#### Required work:
Look through the lines of the material and count those containing "edición". Give that count alone.

——

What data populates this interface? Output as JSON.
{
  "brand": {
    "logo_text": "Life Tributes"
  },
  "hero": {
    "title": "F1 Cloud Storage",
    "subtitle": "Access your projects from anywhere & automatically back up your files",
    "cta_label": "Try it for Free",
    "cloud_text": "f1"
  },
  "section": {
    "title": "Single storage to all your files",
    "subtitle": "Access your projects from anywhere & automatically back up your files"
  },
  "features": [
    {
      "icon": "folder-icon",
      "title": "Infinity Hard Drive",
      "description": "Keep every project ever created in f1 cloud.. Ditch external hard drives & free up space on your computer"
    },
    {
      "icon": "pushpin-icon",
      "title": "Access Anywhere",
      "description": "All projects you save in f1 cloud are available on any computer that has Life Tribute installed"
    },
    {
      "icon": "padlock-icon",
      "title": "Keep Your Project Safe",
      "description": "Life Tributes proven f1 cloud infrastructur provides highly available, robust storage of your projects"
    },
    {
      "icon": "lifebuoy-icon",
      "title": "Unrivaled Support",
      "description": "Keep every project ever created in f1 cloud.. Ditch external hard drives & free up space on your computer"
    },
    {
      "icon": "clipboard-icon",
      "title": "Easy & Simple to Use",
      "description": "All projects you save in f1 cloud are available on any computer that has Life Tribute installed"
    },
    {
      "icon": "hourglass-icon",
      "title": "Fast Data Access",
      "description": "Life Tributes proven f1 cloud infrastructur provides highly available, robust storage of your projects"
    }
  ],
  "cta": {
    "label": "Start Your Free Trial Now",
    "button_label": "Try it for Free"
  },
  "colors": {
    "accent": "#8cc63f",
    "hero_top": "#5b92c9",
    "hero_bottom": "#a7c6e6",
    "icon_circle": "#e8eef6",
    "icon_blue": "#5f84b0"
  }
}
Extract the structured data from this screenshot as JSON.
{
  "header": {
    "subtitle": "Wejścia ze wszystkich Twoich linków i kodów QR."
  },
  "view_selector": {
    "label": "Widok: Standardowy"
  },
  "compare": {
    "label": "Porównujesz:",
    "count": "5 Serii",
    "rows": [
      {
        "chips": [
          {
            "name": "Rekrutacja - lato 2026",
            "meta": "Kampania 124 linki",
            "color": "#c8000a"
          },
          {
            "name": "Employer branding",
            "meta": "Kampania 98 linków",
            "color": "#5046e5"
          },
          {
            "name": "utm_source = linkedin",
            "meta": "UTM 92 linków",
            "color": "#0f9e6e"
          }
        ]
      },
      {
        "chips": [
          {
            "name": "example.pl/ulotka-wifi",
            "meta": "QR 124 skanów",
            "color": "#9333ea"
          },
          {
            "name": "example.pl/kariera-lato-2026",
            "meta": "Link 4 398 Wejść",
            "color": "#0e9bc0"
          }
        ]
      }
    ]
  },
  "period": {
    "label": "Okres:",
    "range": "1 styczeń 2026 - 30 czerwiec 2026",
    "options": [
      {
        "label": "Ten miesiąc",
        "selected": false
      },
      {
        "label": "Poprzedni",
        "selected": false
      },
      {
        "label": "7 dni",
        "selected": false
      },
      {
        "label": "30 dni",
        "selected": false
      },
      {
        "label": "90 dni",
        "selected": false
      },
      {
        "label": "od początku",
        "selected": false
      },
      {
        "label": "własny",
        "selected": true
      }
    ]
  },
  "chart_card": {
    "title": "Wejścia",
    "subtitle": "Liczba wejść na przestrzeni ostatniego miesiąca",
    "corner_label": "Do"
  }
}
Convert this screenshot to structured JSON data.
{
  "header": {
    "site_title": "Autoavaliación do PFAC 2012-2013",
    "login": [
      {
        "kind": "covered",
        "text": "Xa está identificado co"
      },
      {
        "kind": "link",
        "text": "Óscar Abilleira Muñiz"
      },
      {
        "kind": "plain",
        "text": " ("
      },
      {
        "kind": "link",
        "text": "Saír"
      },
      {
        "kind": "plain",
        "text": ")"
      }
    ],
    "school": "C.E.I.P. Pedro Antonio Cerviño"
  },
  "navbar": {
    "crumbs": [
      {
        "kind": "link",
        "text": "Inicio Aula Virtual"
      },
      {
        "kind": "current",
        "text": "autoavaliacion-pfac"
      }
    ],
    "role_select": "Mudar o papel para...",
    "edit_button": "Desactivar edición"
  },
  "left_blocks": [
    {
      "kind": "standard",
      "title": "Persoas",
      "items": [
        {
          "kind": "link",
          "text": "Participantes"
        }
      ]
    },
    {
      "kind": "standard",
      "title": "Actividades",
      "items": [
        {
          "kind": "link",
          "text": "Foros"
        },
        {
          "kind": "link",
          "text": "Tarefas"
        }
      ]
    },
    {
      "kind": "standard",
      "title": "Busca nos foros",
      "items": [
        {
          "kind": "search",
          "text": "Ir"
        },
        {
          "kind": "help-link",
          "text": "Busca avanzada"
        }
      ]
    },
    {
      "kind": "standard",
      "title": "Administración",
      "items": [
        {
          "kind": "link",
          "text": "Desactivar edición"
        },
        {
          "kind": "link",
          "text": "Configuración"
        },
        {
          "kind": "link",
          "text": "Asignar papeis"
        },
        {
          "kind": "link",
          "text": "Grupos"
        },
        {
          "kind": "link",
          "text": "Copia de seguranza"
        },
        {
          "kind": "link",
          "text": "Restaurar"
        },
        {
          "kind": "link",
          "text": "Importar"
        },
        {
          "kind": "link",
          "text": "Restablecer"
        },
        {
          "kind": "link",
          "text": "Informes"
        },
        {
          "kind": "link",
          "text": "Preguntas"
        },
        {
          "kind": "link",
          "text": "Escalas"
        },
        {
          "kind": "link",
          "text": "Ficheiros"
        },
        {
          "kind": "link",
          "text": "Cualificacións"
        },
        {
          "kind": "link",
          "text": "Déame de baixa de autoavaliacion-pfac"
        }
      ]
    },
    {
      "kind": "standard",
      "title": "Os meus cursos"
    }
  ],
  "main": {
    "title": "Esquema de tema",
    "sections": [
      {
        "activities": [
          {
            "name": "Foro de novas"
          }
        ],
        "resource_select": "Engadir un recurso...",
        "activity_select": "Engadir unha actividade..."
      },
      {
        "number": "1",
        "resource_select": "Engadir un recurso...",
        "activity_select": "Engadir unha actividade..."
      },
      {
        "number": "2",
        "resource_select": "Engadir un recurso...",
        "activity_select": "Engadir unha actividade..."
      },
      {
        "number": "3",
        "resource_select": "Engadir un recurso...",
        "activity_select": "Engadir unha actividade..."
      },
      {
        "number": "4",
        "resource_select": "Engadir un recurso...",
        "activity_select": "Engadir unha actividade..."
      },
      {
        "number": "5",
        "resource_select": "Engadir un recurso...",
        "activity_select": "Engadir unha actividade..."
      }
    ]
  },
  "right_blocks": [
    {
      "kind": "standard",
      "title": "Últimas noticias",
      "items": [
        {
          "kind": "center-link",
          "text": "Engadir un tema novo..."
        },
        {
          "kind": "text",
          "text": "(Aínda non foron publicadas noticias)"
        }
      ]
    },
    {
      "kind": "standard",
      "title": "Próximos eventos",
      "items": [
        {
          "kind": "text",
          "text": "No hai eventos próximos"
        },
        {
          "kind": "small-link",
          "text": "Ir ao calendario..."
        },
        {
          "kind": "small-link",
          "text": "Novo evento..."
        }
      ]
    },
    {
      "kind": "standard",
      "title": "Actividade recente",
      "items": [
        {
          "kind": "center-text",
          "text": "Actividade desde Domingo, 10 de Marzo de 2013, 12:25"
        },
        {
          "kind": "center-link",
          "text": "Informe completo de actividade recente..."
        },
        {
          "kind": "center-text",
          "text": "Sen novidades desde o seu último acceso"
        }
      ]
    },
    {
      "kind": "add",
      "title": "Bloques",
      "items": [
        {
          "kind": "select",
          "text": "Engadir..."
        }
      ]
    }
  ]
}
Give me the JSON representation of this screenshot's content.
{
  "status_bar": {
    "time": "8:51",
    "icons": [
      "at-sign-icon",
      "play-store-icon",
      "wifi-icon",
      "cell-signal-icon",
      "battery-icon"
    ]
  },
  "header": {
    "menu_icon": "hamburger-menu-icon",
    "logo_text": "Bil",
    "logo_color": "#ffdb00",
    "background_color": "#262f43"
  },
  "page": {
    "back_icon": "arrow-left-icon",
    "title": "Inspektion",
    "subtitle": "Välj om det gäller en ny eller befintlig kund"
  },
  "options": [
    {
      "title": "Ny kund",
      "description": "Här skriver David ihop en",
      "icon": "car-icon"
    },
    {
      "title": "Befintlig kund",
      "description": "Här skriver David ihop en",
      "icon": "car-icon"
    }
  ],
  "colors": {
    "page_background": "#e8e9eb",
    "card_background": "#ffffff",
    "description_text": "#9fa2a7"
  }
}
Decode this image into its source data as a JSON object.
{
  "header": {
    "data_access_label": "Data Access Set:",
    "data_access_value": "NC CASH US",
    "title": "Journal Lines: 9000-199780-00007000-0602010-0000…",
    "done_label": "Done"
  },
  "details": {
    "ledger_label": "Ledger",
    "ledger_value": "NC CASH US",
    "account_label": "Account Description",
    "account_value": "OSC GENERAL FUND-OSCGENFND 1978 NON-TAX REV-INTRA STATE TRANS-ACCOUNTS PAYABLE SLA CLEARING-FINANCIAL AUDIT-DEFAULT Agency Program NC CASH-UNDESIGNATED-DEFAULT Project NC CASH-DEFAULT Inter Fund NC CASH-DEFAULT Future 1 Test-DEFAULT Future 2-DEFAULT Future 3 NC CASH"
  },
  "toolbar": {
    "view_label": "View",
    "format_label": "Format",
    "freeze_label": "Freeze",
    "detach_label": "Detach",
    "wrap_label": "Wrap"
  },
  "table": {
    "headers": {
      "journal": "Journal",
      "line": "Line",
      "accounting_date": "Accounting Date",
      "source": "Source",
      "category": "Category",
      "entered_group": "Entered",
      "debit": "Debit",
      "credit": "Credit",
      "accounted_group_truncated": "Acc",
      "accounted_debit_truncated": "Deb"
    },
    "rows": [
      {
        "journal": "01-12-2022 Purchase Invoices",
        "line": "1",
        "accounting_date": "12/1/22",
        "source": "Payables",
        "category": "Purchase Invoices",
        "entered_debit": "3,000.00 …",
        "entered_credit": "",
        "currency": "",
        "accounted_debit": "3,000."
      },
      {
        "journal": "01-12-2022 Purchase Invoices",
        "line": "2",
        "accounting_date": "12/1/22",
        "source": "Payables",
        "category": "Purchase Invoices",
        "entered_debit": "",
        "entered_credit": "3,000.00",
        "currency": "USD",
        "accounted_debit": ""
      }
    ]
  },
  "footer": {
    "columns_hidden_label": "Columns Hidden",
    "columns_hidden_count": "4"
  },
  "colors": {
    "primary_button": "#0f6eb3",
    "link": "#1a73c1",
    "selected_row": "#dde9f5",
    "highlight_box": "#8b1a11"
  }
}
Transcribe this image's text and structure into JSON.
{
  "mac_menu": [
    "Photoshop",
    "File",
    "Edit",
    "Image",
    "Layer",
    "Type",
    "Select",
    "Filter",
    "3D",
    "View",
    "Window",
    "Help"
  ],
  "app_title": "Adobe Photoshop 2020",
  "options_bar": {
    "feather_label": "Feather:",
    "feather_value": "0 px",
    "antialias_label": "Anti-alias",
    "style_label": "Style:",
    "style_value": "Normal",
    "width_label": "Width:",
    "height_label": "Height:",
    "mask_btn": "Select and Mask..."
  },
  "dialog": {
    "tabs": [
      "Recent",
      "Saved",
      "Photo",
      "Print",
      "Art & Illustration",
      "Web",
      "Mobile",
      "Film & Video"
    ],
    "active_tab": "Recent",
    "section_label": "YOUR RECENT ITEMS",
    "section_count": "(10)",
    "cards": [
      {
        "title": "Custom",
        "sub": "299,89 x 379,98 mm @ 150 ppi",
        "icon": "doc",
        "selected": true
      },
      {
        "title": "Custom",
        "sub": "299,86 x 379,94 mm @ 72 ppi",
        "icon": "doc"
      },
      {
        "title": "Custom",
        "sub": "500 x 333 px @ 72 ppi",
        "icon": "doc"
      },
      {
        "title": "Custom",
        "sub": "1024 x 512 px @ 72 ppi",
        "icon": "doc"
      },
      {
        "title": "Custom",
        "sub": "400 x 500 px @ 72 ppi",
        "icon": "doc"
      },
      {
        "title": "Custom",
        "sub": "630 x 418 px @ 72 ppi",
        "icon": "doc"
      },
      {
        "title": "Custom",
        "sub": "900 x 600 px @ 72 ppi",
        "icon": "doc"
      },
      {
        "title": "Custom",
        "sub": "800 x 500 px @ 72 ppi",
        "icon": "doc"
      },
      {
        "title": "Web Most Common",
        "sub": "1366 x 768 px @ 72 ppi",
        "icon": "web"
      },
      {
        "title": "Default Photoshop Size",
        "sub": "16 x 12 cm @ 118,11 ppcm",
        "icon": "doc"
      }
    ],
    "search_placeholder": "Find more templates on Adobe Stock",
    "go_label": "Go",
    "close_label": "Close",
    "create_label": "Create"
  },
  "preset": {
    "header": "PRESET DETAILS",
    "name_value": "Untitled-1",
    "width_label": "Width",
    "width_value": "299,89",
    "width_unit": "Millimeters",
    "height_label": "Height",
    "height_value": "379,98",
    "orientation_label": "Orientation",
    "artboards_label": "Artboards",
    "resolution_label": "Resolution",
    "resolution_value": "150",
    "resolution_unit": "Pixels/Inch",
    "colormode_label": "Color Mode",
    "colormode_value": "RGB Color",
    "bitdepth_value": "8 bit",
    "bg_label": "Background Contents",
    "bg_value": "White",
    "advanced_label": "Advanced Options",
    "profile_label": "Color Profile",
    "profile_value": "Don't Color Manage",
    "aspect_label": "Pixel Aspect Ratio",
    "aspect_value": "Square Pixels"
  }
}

——

#### Finished answer:
2